Data shown:
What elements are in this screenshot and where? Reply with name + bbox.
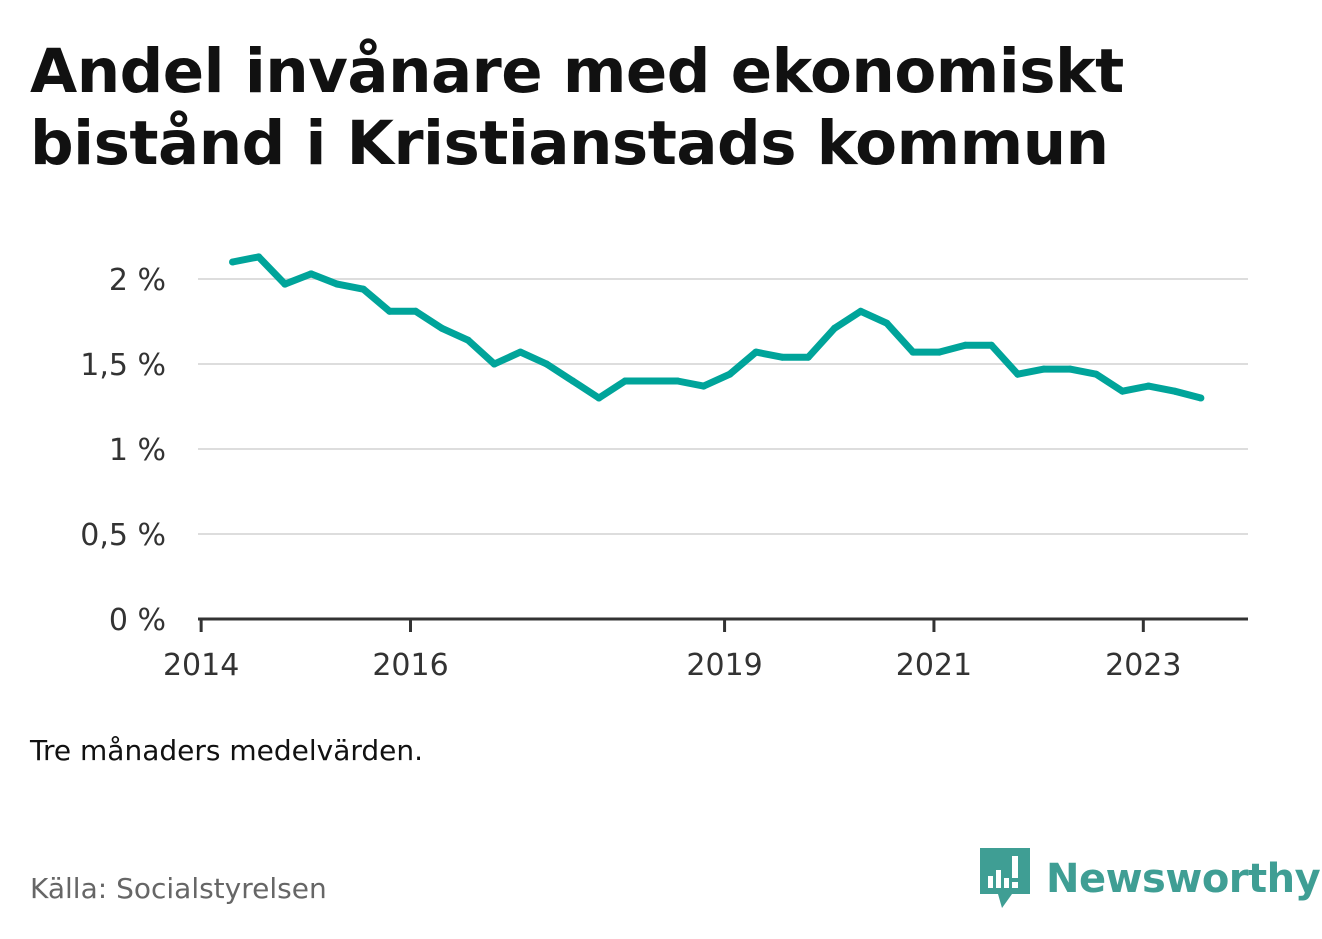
data-point	[674, 377, 681, 385]
data-point	[281, 280, 289, 288]
data-point	[961, 341, 969, 349]
x-tick-label: 2019	[686, 648, 762, 683]
data-point	[647, 377, 655, 385]
y-axis-tick-labels: 0 % 0,5 % 1 % 1,5 % 2 %	[80, 263, 166, 638]
brand-name: Newsworthy	[1046, 856, 1321, 902]
data-point	[595, 394, 603, 402]
chart-title: Andel invånare med ekonomiskt bistånd i …	[30, 36, 1124, 179]
data-point	[804, 353, 812, 361]
data-point	[831, 324, 838, 332]
y-tick-label: 0,5 %	[80, 518, 166, 553]
series-group	[229, 253, 1205, 402]
data-point	[516, 348, 524, 356]
data-point	[438, 324, 446, 332]
y-tick-label: 1,5 %	[80, 348, 166, 383]
data-point	[386, 307, 394, 315]
y-tick-label: 2 %	[109, 263, 166, 298]
data-point	[621, 377, 629, 385]
data-point	[700, 382, 708, 390]
series-line	[231, 253, 1202, 402]
data-point	[1197, 394, 1205, 402]
y-tick-label: 0 %	[109, 603, 166, 638]
data-point	[569, 377, 577, 385]
x-tick-label: 2023	[1105, 648, 1181, 683]
x-axis-ticks: 2014 2016 2019 2021 2023	[163, 619, 1181, 683]
data-point	[883, 319, 891, 327]
data-point	[1092, 370, 1100, 378]
data-point	[412, 307, 420, 315]
data-point	[1145, 382, 1152, 390]
data-point	[726, 370, 734, 378]
x-tick-label: 2014	[163, 648, 239, 683]
data-point	[229, 258, 236, 266]
data-point	[1040, 365, 1048, 373]
data-point	[543, 360, 551, 368]
x-tick-label: 2016	[372, 648, 448, 683]
data-point	[307, 270, 315, 278]
data-point	[1014, 370, 1022, 378]
data-point	[1171, 387, 1179, 395]
newsworthy-logo-icon	[980, 848, 1030, 908]
chart-note: Tre månaders medelvärden.	[30, 734, 424, 767]
data-point	[490, 360, 498, 368]
data-point	[909, 348, 917, 356]
data-point	[1066, 365, 1074, 373]
data-point	[255, 253, 263, 261]
data-point	[988, 341, 995, 349]
data-point	[778, 353, 786, 361]
brand-logo: Newsworthy	[980, 848, 1321, 910]
data-point	[857, 307, 865, 315]
data-point	[935, 348, 943, 356]
data-point	[464, 336, 472, 344]
data-point	[359, 285, 367, 293]
data-point	[752, 348, 760, 356]
source-label: Källa: Socialstyrelsen	[30, 872, 327, 905]
x-tick-label: 2021	[896, 648, 972, 683]
data-point	[333, 280, 341, 288]
data-point	[1118, 387, 1126, 395]
grid-lines	[198, 278, 1248, 535]
y-tick-label: 1 %	[109, 433, 166, 468]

Short exercise: Reproduce the lines above word for word, starting at the line that contains "377, 681, 385]" and ending at the line that contains "307, 394, 315]", with both of those lines included.

Written reply:
data-point	[674, 377, 681, 385]
data-point	[281, 280, 289, 288]
data-point	[961, 341, 969, 349]
x-tick-label: 2019	[686, 648, 762, 683]
data-point	[647, 377, 655, 385]
y-axis-tick-labels: 0 % 0,5 % 1 % 1,5 % 2 %	[80, 263, 166, 638]
brand-name: Newsworthy	[1046, 856, 1321, 902]
data-point	[595, 394, 603, 402]
chart-title: Andel invånare med ekonomiskt bistånd i …	[30, 36, 1124, 179]
data-point	[804, 353, 812, 361]
data-point	[831, 324, 838, 332]
y-tick-label: 0,5 %	[80, 518, 166, 553]
series-group	[229, 253, 1205, 402]
data-point	[516, 348, 524, 356]
data-point	[438, 324, 446, 332]
y-tick-label: 1,5 %	[80, 348, 166, 383]
data-point	[386, 307, 394, 315]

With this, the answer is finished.